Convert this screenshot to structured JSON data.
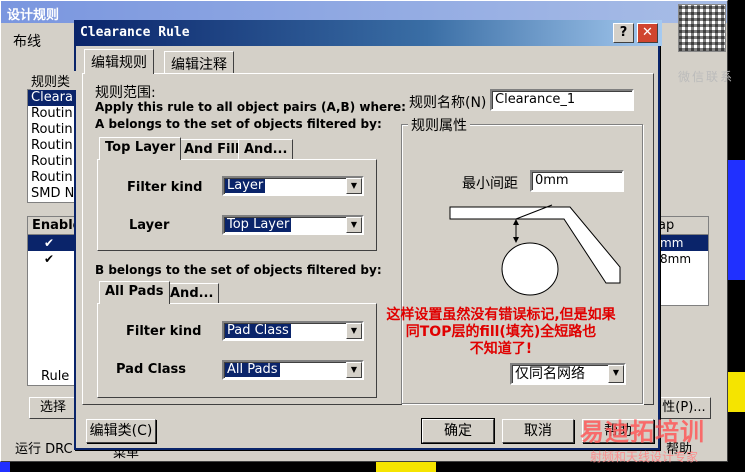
{
  "colors": {
    "dialog_title": "#0a246a",
    "selection": "#0a246a",
    "note": "#e00000",
    "pcb_background": "#000000",
    "pcb_yellow": "#f5e400",
    "pcb_blue": "#2030ff"
  },
  "parent": {
    "title": "设计规则",
    "tab": "布线",
    "rule_list_header": "规则类",
    "rule_list": [
      "Cleara",
      "Routin",
      "Routin",
      "Routin",
      "Routin",
      "Routin",
      "SMD N"
    ],
    "enable_header": "Enable",
    "rule_label": "Rule",
    "right_header": "ap",
    "right_rows": [
      "mm",
      "8mm"
    ],
    "bottom_left": "运行 DRC",
    "select_btn": "选择",
    "menu_fragment": "菜单",
    "prop_btn": "性(P)...",
    "help_btn": "帮助",
    "close_btn": "✕"
  },
  "watermark": {
    "scan_hint": "微信联系",
    "brand": "易迪拓培训",
    "slogan": "射频和天线设计专家"
  },
  "dialog": {
    "title": "Clearance Rule",
    "help_btn": "?",
    "close_btn": "✕",
    "tabs": [
      "编辑规则",
      "编辑注释"
    ],
    "scope_heading": "规则范围:",
    "apply_text": "Apply this rule to all object pairs (A,B) where:",
    "a_text": "A belongs to the set of objects filtered by:",
    "a_tabs": [
      "Top Layer",
      "And Fill",
      "And..."
    ],
    "a_filter_label": "Filter kind",
    "a_filter_value": "Layer",
    "a_layer_label": "Layer",
    "a_layer_value": "Top Layer",
    "b_text": "B belongs to the set of objects filtered by:",
    "b_tabs": [
      "All Pads",
      "And..."
    ],
    "b_filter_label": "Filter kind",
    "b_filter_value": "Pad Class",
    "b_class_label": "Pad Class",
    "b_class_value": "All Pads",
    "rule_name_label": "规则名称(N)",
    "rule_name_value": "Clearance_1",
    "rule_props_label": "规则属性",
    "min_gap_label": "最小间距",
    "min_gap_value": "0mm",
    "net_scope_value": "仅同名网络",
    "note_lines": [
      "这样设置虽然没有错误标记,但是如果",
      "同TOP层的fill(填充)全短路也",
      "不知道了!"
    ],
    "edit_class_btn": "编辑类(C)",
    "ok_btn": "确定",
    "cancel_btn": "取消",
    "help_text_btn": "帮助"
  }
}
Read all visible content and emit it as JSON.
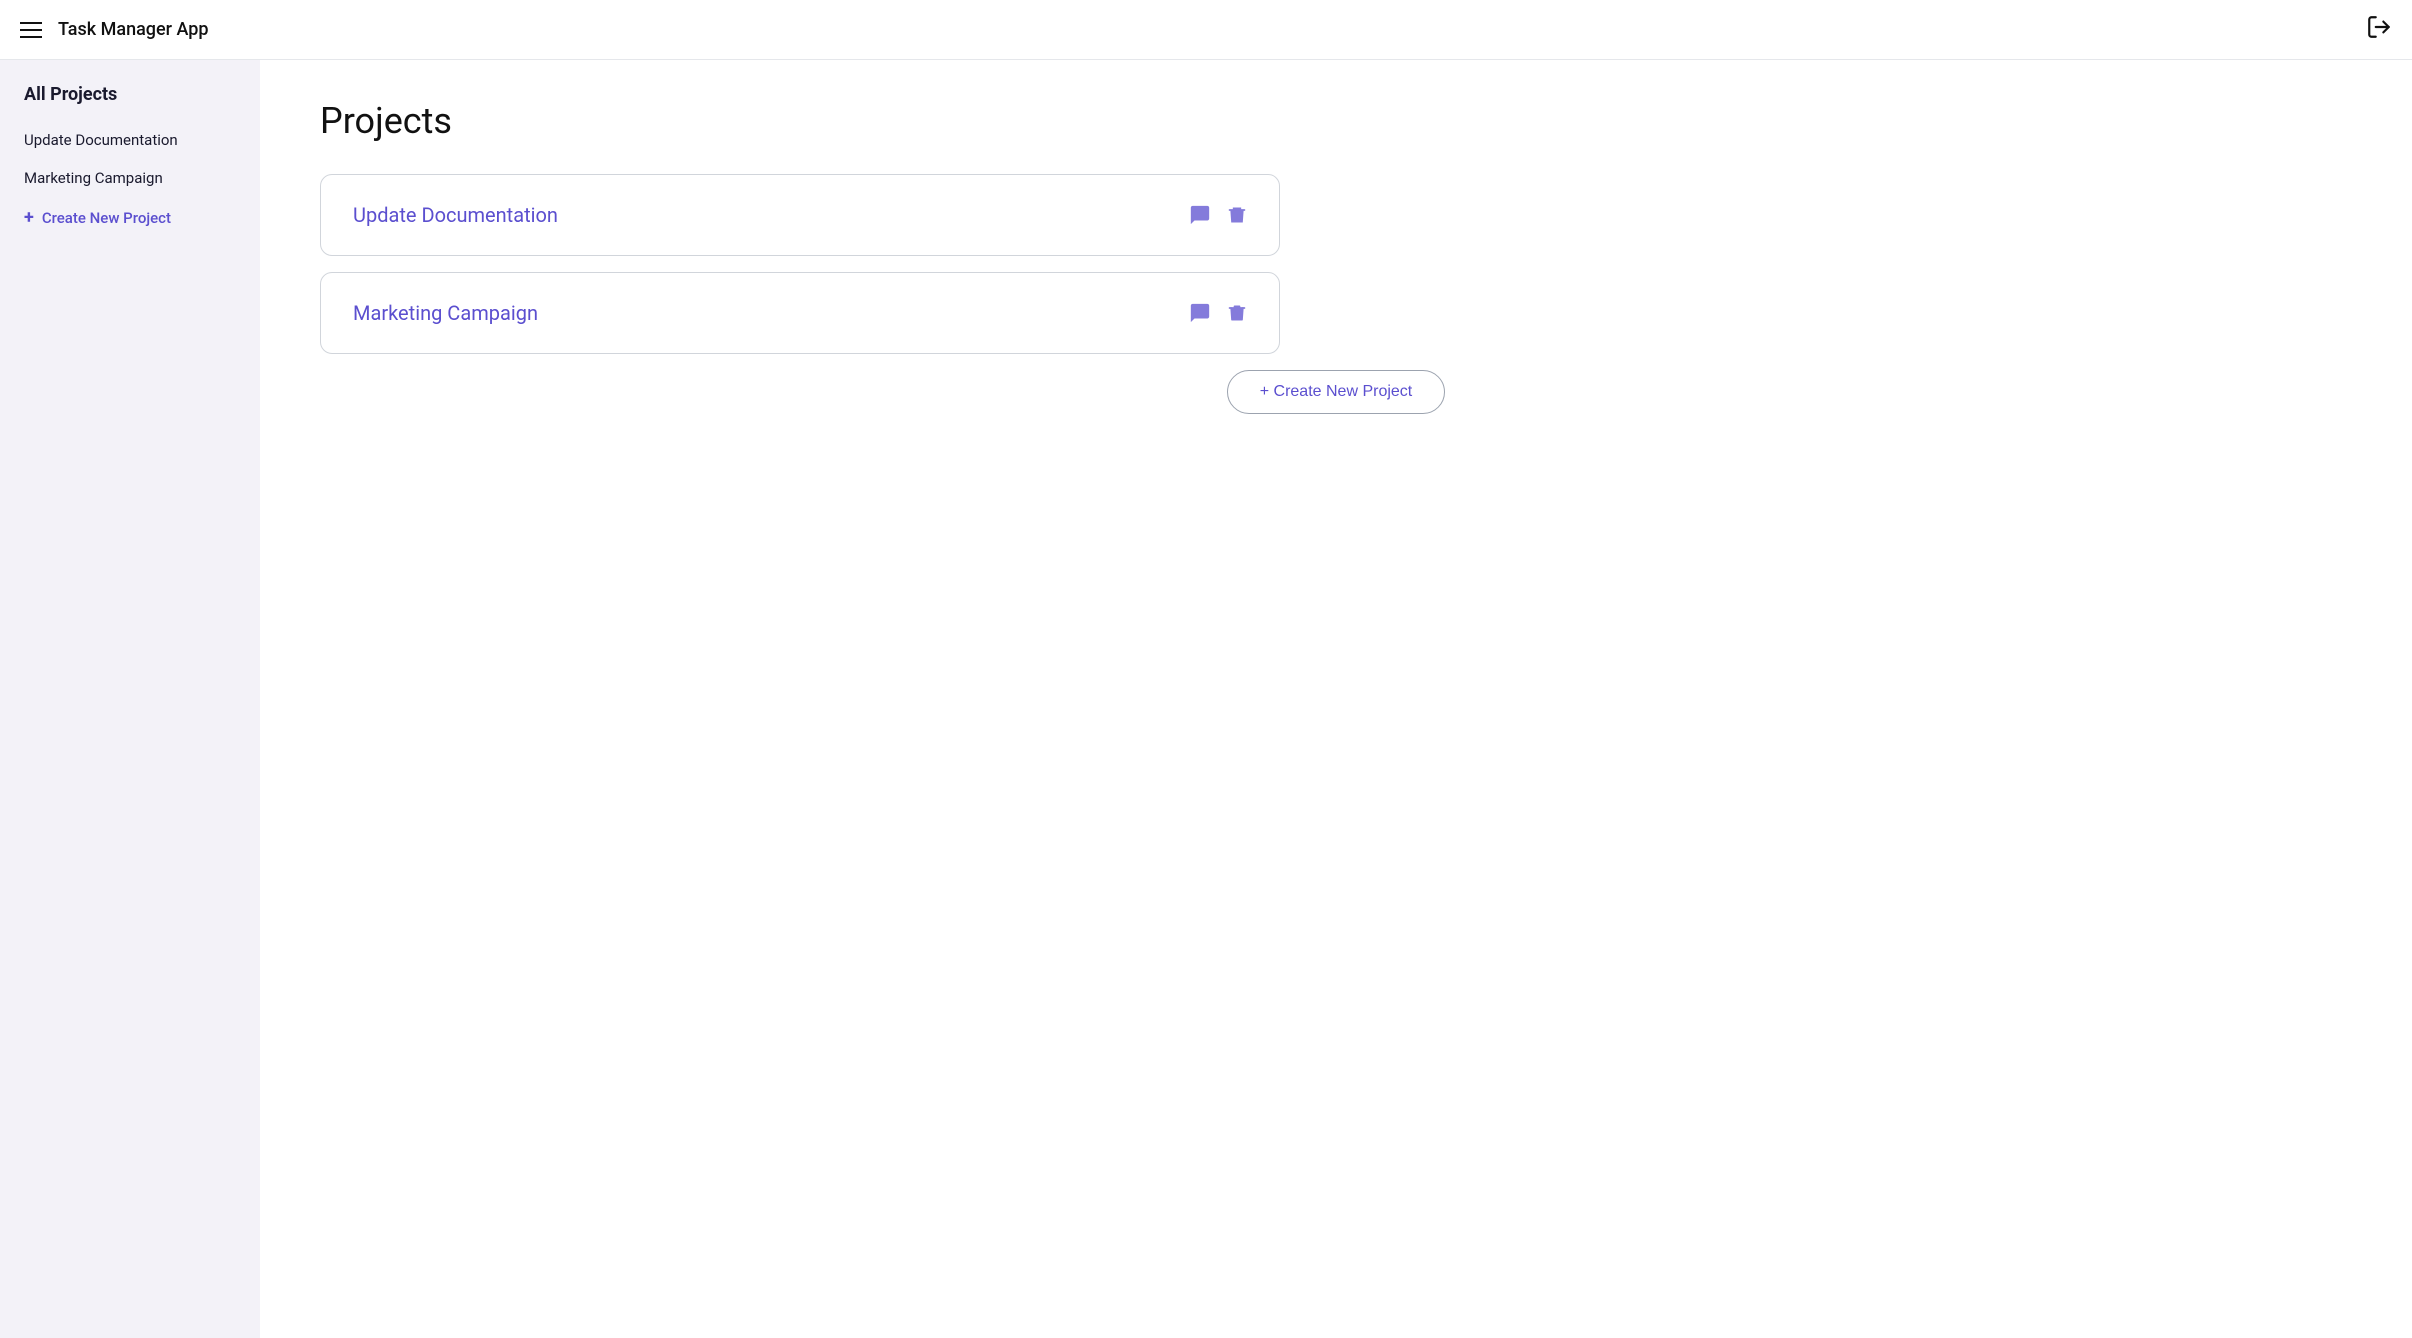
━━━━━━━━━━━━━━━━━━━━━━━━━━━━━━
Reproduce all of the data exactly, omitting each picture it holds.

**Exercise result:**
Convert this screenshot to structured JSON data.
{
  "colors": {
    "dialog_title": "#0a246a",
    "selection": "#0a246a",
    "note": "#e00000",
    "pcb_background": "#000000",
    "pcb_yellow": "#f5e400",
    "pcb_blue": "#2030ff"
  },
  "parent": {
    "title": "设计规则",
    "tab": "布线",
    "rule_list_header": "规则类",
    "rule_list": [
      "Cleara",
      "Routin",
      "Routin",
      "Routin",
      "Routin",
      "Routin",
      "SMD N"
    ],
    "enable_header": "Enable",
    "rule_label": "Rule",
    "right_header": "ap",
    "right_rows": [
      "mm",
      "8mm"
    ],
    "bottom_left": "运行 DRC",
    "select_btn": "选择",
    "menu_fragment": "菜单",
    "prop_btn": "性(P)...",
    "help_btn": "帮助",
    "close_btn": "✕"
  },
  "watermark": {
    "scan_hint": "微信联系",
    "brand": "易迪拓培训",
    "slogan": "射频和天线设计专家"
  },
  "dialog": {
    "title": "Clearance Rule",
    "help_btn": "?",
    "close_btn": "✕",
    "tabs": [
      "编辑规则",
      "编辑注释"
    ],
    "scope_heading": "规则范围:",
    "apply_text": "Apply this rule to all object pairs (A,B) where:",
    "a_text": "A belongs to the set of objects filtered by:",
    "a_tabs": [
      "Top Layer",
      "And Fill",
      "And..."
    ],
    "a_filter_label": "Filter kind",
    "a_filter_value": "Layer",
    "a_layer_label": "Layer",
    "a_layer_value": "Top Layer",
    "b_text": "B belongs to the set of objects filtered by:",
    "b_tabs": [
      "All Pads",
      "And..."
    ],
    "b_filter_label": "Filter kind",
    "b_filter_value": "Pad Class",
    "b_class_label": "Pad Class",
    "b_class_value": "All Pads",
    "rule_name_label": "规则名称(N)",
    "rule_name_value": "Clearance_1",
    "rule_props_label": "规则属性",
    "min_gap_label": "最小间距",
    "min_gap_value": "0mm",
    "net_scope_value": "仅同名网络",
    "note_lines": [
      "这样设置虽然没有错误标记,但是如果",
      "同TOP层的fill(填充)全短路也",
      "不知道了!"
    ],
    "edit_class_btn": "编辑类(C)",
    "ok_btn": "确定",
    "cancel_btn": "取消",
    "help_text_btn": "帮助"
  }
}
Read all visible content and emit it as JSON.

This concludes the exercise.